Go through the listing below and list every line with "Growth".
START EXERCISE INPUTS
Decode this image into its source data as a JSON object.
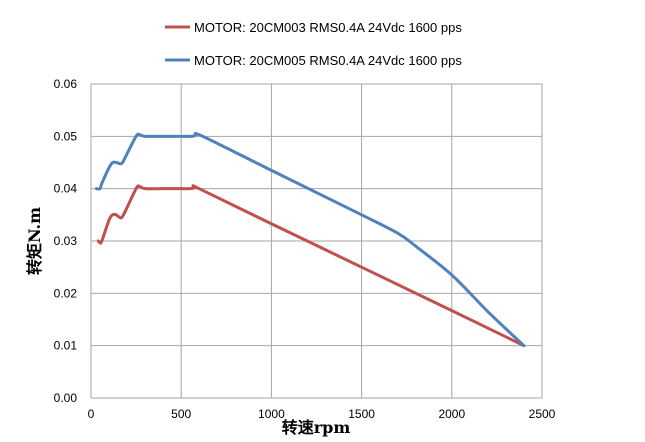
{
  "chart_data": {
    "type": "line",
    "xlabel": "转速rpm",
    "ylabel": "转矩N.m",
    "xlim": [
      0,
      2500
    ],
    "ylim": [
      0,
      0.06
    ],
    "x_ticks": [
      "0",
      "500",
      "1000",
      "1500",
      "2000",
      "2500"
    ],
    "y_ticks": [
      "0.00",
      "0.01",
      "0.02",
      "0.03",
      "0.04",
      "0.05",
      "0.06"
    ],
    "grid": true,
    "legend_position": "top",
    "series": [
      {
        "name": "MOTOR: 20CM003 RMS0.4A  24Vdc  1600 pps",
        "color": "#c0504d",
        "points": [
          [
            40,
            0.03
          ],
          [
            50,
            0.0297
          ],
          [
            60,
            0.03
          ],
          [
            100,
            0.034
          ],
          [
            120,
            0.035
          ],
          [
            140,
            0.035
          ],
          [
            160,
            0.0345
          ],
          [
            180,
            0.035
          ],
          [
            250,
            0.04
          ],
          [
            270,
            0.0404
          ],
          [
            300,
            0.04
          ],
          [
            400,
            0.04
          ],
          [
            500,
            0.04
          ],
          [
            550,
            0.04
          ],
          [
            580,
            0.0402
          ],
          [
            600,
            0.04
          ],
          [
            1000,
            0.0333
          ],
          [
            1500,
            0.025
          ],
          [
            2000,
            0.0167
          ],
          [
            2400,
            0.01
          ]
        ]
      },
      {
        "name": "MOTOR: 20CM005 RMS0.4A  24Vdc  1600 pps",
        "color": "#4f81bd",
        "points": [
          [
            30,
            0.04
          ],
          [
            50,
            0.04
          ],
          [
            60,
            0.041
          ],
          [
            100,
            0.044
          ],
          [
            120,
            0.045
          ],
          [
            140,
            0.045
          ],
          [
            170,
            0.0448
          ],
          [
            190,
            0.046
          ],
          [
            250,
            0.05
          ],
          [
            270,
            0.0503
          ],
          [
            300,
            0.05
          ],
          [
            400,
            0.05
          ],
          [
            500,
            0.05
          ],
          [
            560,
            0.05
          ],
          [
            580,
            0.0502
          ],
          [
            620,
            0.05
          ],
          [
            1000,
            0.0435
          ],
          [
            1500,
            0.035
          ],
          [
            1700,
            0.0315
          ],
          [
            1800,
            0.029
          ],
          [
            2000,
            0.0235
          ],
          [
            2200,
            0.0165
          ],
          [
            2400,
            0.01
          ]
        ]
      }
    ]
  }
}
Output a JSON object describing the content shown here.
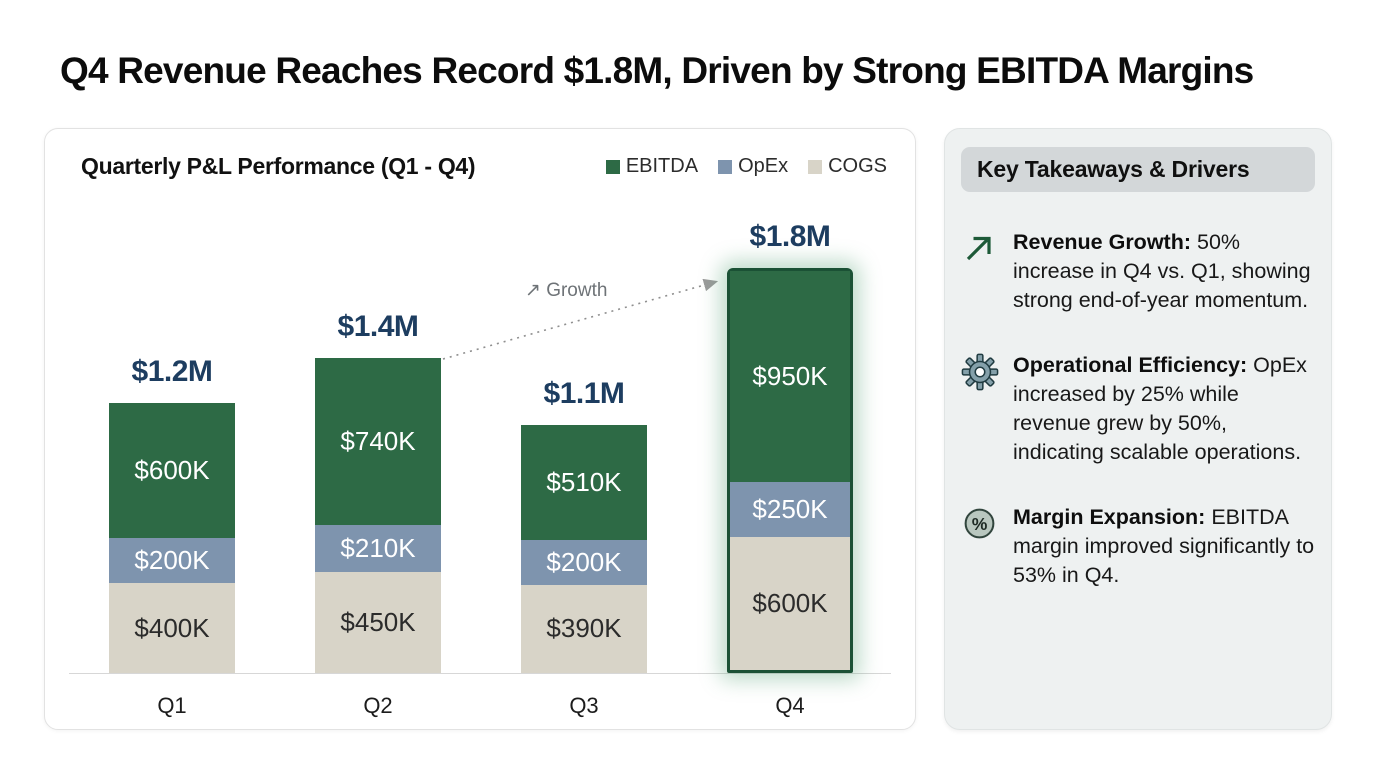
{
  "page": {
    "title": "Q4 Revenue Reaches Record $1.8M, Driven by Strong EBITDA Margins"
  },
  "chart_data": {
    "type": "bar",
    "variant": "stacked",
    "title": "Quarterly P&L Performance (Q1 - Q4)",
    "categories": [
      "Q1",
      "Q2",
      "Q3",
      "Q4"
    ],
    "unit_hint": "values shown in USD thousands (K) per segment",
    "series": [
      {
        "name": "COGS",
        "color": "#d8d4c8",
        "label_color": "#2b2b2b",
        "values": [
          400,
          450,
          390,
          600
        ],
        "labels": [
          "$400K",
          "$450K",
          "$390K",
          "$600K"
        ]
      },
      {
        "name": "OpEx",
        "color": "#7e94ae",
        "label_color": "#ffffff",
        "values": [
          200,
          210,
          200,
          250
        ],
        "labels": [
          "$200K",
          "$210K",
          "$200K",
          "$250K"
        ]
      },
      {
        "name": "EBITDA",
        "color": "#2d6a45",
        "label_color": "#ffffff",
        "values": [
          600,
          740,
          510,
          950
        ],
        "labels": [
          "$600K",
          "$740K",
          "$510K",
          "$950K"
        ]
      }
    ],
    "totals": [
      "$1.2M",
      "$1.4M",
      "$1.1M",
      "$1.8M"
    ],
    "totals_values_musd": [
      1.2,
      1.4,
      1.1,
      1.8
    ],
    "legend": [
      {
        "label": "EBITDA",
        "color": "#2d6a45"
      },
      {
        "label": "OpEx",
        "color": "#7e94ae"
      },
      {
        "label": "COGS",
        "color": "#d8d4c8"
      }
    ],
    "legend_position": "top-right",
    "grid": false,
    "xlabel": "",
    "ylabel": "",
    "highlight_category": "Q4",
    "annotation": {
      "label": "↗ Growth",
      "from_category": "Q2",
      "to_category": "Q4",
      "style": "dotted-arrow"
    }
  },
  "takeaways": {
    "header": "Key Takeaways & Drivers",
    "items": [
      {
        "icon": "trend-up-arrow-icon",
        "title": "Revenue Growth:",
        "text": "50% increase in Q4 vs. Q1, showing strong end-of-year momentum."
      },
      {
        "icon": "gear-icon",
        "title": "Operational Efficiency:",
        "text": "OpEx increased by 25% while revenue grew by 50%, indicating scalable operations."
      },
      {
        "icon": "percent-circle-icon",
        "title": "Margin Expansion:",
        "text": "EBITDA margin improved significantly to 53% in Q4."
      }
    ]
  },
  "colors": {
    "ebitda_green": "#2d6a45",
    "opex_blue": "#7e94ae",
    "cogs_beige": "#d8d4c8",
    "total_navy": "#1d3d60",
    "highlight_border": "#1b5135",
    "panel_bg": "#eef1f1",
    "chip_bg": "#d3d7d9",
    "annotation_gray": "#6e7377"
  }
}
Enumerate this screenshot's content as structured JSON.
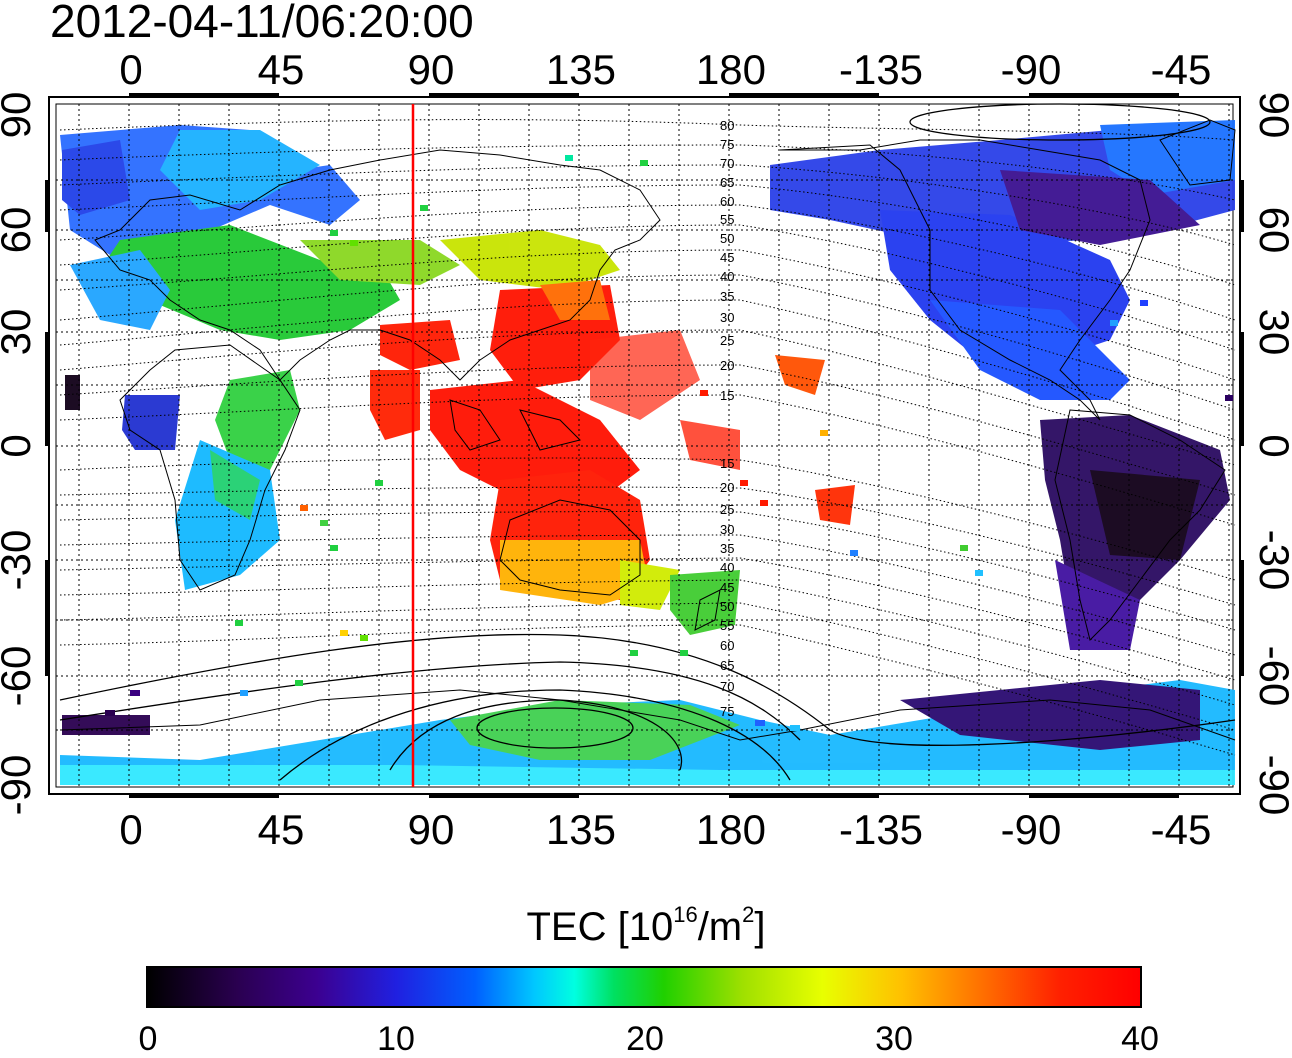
{
  "title": "2012-04-11/06:20:00",
  "map": {
    "lon_labels": [
      "0",
      "45",
      "90",
      "135",
      "180",
      "-135",
      "-90",
      "-45"
    ],
    "lat_labels": [
      "90",
      "60",
      "30",
      "0",
      "-30",
      "-60",
      "-90"
    ],
    "contour_labels_north": [
      "80",
      "75",
      "70",
      "65",
      "60",
      "55",
      "50",
      "45",
      "40",
      "35",
      "30",
      "25",
      "20",
      "15"
    ],
    "contour_labels_south": [
      "15",
      "20",
      "25",
      "30",
      "35",
      "40",
      "45",
      "50",
      "55",
      "60",
      "65",
      "70",
      "75"
    ],
    "marker_line": {
      "longitude": 85,
      "color": "#ff0000"
    }
  },
  "colorbar": {
    "label": "TEC  [10",
    "label_sup1": "16",
    "label_mid": "/m",
    "label_sup2": "2",
    "label_end": "]",
    "ticks": [
      "0",
      "10",
      "20",
      "30",
      "40"
    ],
    "range": [
      0,
      40
    ]
  }
}
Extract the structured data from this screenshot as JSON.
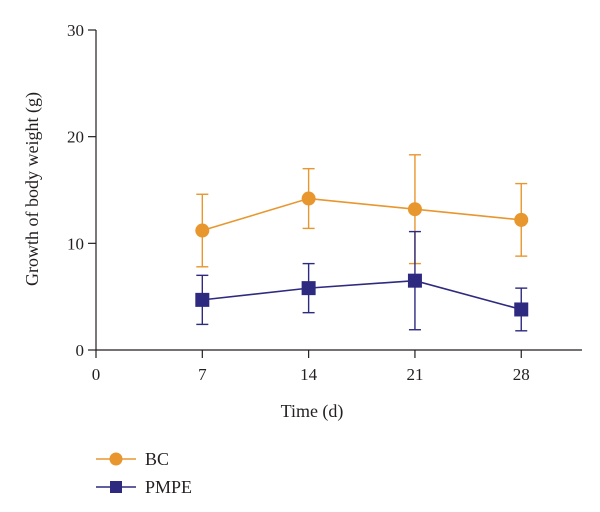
{
  "chart_data": {
    "type": "line",
    "x": [
      7,
      14,
      21,
      28
    ],
    "xlabel": "Time (d)",
    "ylabel": "Growth of body weight (g)",
    "xlim": [
      0,
      32
    ],
    "ylim": [
      0,
      30
    ],
    "xticks": [
      "0",
      "7",
      "14",
      "21",
      "28"
    ],
    "yticks": [
      "0",
      "10",
      "20",
      "30"
    ],
    "grid": false,
    "legend_position": "bottom-left",
    "series": [
      {
        "name": "BC",
        "marker": "circle",
        "color": "#e8962e",
        "values": [
          11.2,
          14.2,
          13.2,
          12.2
        ],
        "error": [
          3.4,
          2.8,
          5.1,
          3.4
        ]
      },
      {
        "name": "PMPE",
        "marker": "square",
        "color": "#2e2a7f",
        "values": [
          4.7,
          5.8,
          6.5,
          3.8
        ],
        "error": [
          2.3,
          2.3,
          4.6,
          2.0
        ]
      }
    ]
  }
}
END EXERCISE INPUTS
→ **EXERCISE ANSWER**:
      "label": "↗ Growth",
        "title": "Revenue Growth:",
    "ylabel": "Growth of body weight (g)",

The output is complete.